§ **STORED DATA**:
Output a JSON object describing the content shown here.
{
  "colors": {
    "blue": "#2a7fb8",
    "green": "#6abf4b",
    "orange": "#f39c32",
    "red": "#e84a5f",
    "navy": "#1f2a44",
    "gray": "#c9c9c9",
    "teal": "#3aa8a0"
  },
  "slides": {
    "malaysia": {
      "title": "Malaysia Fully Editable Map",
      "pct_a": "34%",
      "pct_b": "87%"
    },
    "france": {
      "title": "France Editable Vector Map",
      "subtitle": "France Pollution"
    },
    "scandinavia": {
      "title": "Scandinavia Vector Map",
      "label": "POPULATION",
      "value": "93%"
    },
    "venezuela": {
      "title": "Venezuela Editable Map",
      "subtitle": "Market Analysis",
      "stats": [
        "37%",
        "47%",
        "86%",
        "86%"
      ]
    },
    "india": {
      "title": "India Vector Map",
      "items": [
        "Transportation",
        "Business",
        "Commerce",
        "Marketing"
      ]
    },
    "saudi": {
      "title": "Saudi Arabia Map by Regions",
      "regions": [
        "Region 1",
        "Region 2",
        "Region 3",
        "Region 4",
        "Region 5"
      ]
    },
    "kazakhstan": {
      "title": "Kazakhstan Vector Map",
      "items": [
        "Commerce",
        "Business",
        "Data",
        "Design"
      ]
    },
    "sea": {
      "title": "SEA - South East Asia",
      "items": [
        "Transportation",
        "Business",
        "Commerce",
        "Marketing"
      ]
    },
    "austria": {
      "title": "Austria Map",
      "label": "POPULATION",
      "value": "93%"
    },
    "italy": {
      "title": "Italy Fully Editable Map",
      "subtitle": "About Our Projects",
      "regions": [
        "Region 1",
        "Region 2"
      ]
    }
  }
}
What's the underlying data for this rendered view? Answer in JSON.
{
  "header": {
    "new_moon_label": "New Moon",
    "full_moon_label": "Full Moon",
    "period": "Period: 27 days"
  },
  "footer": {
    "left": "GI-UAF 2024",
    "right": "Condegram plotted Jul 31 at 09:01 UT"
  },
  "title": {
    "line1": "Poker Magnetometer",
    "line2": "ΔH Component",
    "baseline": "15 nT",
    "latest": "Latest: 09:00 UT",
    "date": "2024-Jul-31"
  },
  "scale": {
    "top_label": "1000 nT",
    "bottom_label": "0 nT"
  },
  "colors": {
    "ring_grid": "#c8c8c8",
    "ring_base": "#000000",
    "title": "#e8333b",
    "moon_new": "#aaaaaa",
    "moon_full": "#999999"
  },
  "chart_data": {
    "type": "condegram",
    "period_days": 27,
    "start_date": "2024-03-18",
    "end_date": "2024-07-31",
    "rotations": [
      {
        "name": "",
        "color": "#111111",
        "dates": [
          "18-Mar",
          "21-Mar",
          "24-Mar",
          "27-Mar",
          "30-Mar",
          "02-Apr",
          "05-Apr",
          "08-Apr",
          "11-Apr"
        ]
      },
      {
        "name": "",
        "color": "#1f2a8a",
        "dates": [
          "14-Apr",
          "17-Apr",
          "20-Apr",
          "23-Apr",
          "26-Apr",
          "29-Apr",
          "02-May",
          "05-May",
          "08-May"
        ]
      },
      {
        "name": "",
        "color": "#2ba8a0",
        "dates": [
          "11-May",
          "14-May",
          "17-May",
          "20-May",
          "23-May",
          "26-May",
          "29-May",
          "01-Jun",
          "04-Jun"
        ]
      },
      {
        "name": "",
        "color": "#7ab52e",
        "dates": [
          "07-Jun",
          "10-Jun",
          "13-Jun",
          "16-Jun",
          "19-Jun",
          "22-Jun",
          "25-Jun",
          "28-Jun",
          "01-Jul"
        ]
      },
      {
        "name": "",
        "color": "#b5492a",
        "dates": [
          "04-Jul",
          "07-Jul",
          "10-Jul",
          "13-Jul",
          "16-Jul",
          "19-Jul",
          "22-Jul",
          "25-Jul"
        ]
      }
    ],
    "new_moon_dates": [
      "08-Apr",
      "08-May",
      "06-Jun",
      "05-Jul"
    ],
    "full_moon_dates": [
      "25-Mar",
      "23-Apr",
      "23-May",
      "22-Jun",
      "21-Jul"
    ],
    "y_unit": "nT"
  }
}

§ **INSTRUCTIONS TO FOLLOW**: Go through the listing above and pull out each line containing the word "Editable".

§ **EXERCISE RESPONSE**:
      "title": "Malaysia Fully Editable Map",
      "title": "France Editable Vector Map",
      "title": "Venezuela Editable Map",
      "title": "Italy Fully Editable Map",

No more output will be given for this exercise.